_任务要求_.
根据这篇关于 COSMOSWorks 选项的论坛帖子，程序如何计算静摩擦力？

_来源_.
【题目】cosmos/works题目2

很多人都使用默认的求解方式进行求解，对于一些选项的理解不够，请针对我的贴出的图，进行说明（有些需要举例说明），每个知识点加一分，为了对更多的人公平，每个知识点可以对三个人加分
（请加密50分，否则扣掉一分）。
  
加分完毕后我会调回不加密状态开始讨论
图1

thanks!I like you all.

如何提高积分啊？9楼的内容看不到啊！

游客，本帖隐藏的内容需要积分高于 50 才可浏览，您当前积分为 0

[quote]hubeiyiejian wrote:
帮助里有的!  
   
1）能否用中文解释一下，很多网友的E文水平还是很一般的喔！
2）能否有自己的理解！

帮助里有的!
  
1.On the Options tab, change the settings listed below and click OK to accept the changes. Click Cancel to discard the changes and exit the dialog box.
  
1)Gap/Contact. Lets you set options related to Gap/Contact.
  
Include global friction:
  Lets you include or ignore the effect of friction for global contact conditions. This flag does not control local contact conditions. COSMOSWorks calculates static friction forces by multiplying the normal forces generated at the contacting locations by the specified coefficient of friction. The direction of the friction force at a location is opposite to the direction of motion at that location.
  
Friction coefficient:
  Sets the coefficient of static friction for global contact conditions. For local contact conditions, a friction coefficient is specified in the Contact Pair PropertyManager for each condition.   
  
Ignore clearance for surface contact:
  When this option is checked, the program considers contact conditions regardless of the initial distance between user-defined face pairs.
  
Large displacement contact:
  When this option is checked, the program applies the loads gradually and uniformly in steps up to their full values performing contact iterations at every step. The number of steps is internally decided by the program.
  
2)Solver. Lets you specify the solver to be used to perform static analysis.
  
  Direct Sparse.:
Check this option to use the Direct sparse solver.

_记录列表_.
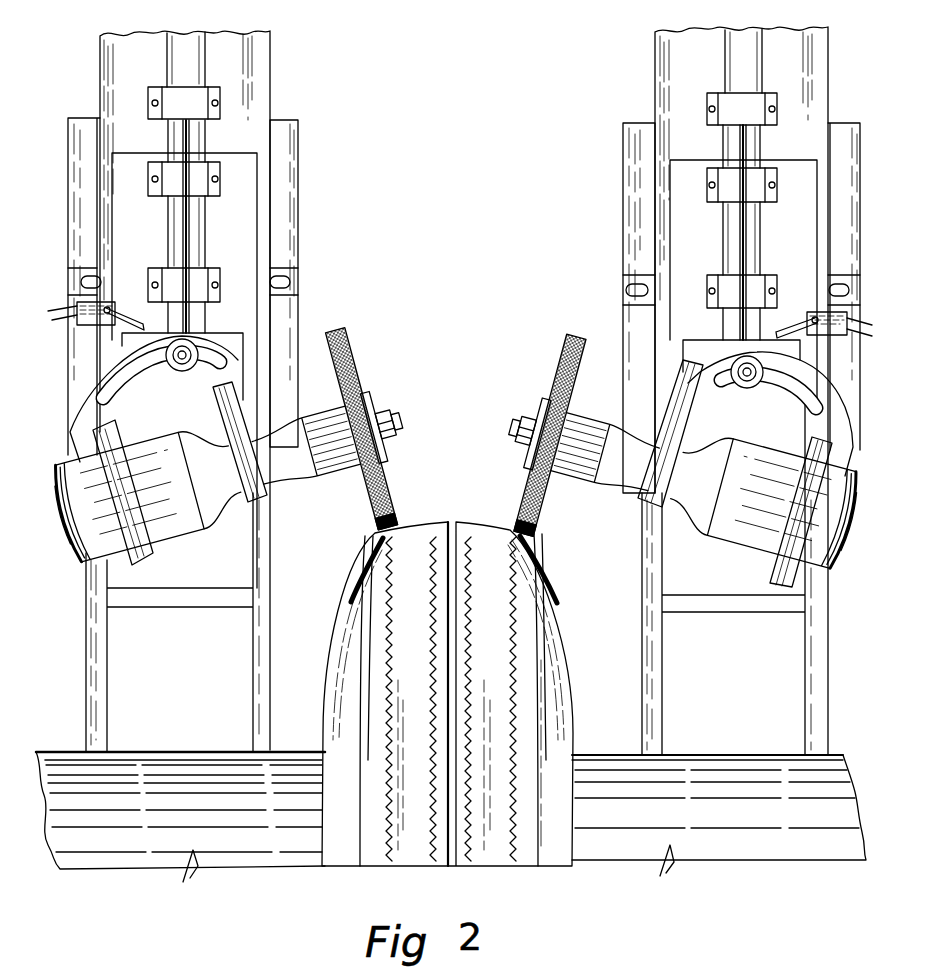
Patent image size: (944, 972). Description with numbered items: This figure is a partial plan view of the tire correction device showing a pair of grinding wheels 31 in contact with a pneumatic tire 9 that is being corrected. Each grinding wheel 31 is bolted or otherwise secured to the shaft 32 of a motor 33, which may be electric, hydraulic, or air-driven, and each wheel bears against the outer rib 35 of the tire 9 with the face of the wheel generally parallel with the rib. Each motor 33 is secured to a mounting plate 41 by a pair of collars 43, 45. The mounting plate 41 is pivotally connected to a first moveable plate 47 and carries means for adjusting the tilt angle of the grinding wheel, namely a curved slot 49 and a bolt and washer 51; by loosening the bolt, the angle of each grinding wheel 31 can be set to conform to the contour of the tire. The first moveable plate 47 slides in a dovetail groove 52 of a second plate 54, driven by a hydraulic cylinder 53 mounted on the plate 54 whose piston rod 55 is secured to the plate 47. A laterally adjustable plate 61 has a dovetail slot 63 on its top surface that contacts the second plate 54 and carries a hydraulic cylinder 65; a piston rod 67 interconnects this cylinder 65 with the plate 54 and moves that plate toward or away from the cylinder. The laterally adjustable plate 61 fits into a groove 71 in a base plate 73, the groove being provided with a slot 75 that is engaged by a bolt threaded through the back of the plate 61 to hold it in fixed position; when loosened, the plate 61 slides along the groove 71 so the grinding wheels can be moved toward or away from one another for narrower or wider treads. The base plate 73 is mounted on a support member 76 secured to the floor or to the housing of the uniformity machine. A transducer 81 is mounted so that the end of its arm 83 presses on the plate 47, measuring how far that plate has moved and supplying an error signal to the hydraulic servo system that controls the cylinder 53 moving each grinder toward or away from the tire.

The pneumatic tire 9 is at (572, 668).
The grinding wheel 31 is at (351, 346).
The shaft 32 is at (399, 419).
The motor 33 is at (90, 534).
The outer rib 35 is at (385, 594).
The mounting plate 41 is at (468, 467).
The collar 43 is at (113, 443).
The collar 45 is at (250, 489).
The first moveable plate 47 is at (236, 352).
The curved slot 49 is at (143, 372).
The bolt and washer 51 is at (184, 364).
The dovetail groove 52 is at (206, 324).
The hydraulic cylinder 53 is at (207, 231).
The second plate 54 is at (464, 370).
The piston rod 55 is at (173, 317).
The laterally adjustable plate 61 is at (262, 76).
The dovetail slot 63 is at (201, 144).
The hydraulic cylinder 65 is at (186, 44).
The piston rod 67 is at (179, 134).
The groove 71 is at (297, 288).
The base plate 73 is at (287, 180).
The slot 75 is at (290, 279).
The support member 76 is at (97, 661).
The transducer 81 is at (90, 317).
The arm 83 is at (118, 322).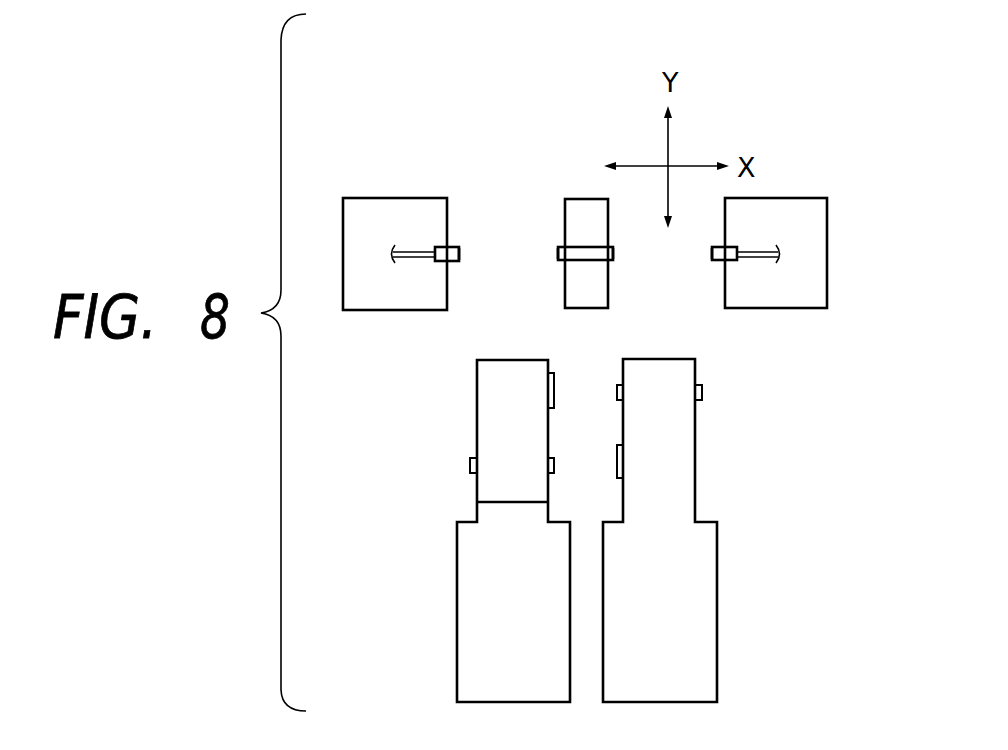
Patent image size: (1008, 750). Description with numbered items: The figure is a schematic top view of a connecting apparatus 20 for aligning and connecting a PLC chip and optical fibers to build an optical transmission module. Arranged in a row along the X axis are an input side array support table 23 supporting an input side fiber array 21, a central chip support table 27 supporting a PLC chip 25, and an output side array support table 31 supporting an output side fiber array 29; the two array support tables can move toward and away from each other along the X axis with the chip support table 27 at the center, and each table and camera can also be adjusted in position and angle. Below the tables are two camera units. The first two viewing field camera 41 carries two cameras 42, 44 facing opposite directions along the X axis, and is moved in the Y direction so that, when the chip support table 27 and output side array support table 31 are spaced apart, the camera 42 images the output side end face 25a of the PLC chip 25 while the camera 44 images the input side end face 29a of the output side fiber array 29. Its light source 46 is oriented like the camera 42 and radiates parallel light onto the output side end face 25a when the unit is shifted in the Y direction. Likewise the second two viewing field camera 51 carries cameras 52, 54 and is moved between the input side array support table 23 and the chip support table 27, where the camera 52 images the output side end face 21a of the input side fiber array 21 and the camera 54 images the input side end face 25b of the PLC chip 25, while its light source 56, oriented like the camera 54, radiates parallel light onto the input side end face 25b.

The connecting apparatus 20 is at (775, 102).
The input side fiber array 21 is at (452, 247).
The output side end face 21a is at (460, 254).
The input side array support table 23 is at (403, 210).
The PLC chip 25 is at (558, 248).
The output side end face 25a is at (614, 256).
The input side end face 25b is at (557, 262).
The chip support table 27 is at (587, 208).
The output side fiber array 29 is at (733, 247).
The input side end face 29a is at (703, 262).
The output side array support table 31 is at (810, 207).
The first two viewing field camera 41 is at (700, 625).
The camera 42 is at (617, 390).
The camera 44 is at (702, 392).
The light source 46 is at (616, 460).
The second two viewing field camera 51 is at (473, 630).
The camera 52 is at (470, 470).
The camera 54 is at (555, 470).
The light source 56 is at (555, 392).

_回答_.
程序将接触位置产生的法向力乘以指定的摩擦系数来计算静摩擦力。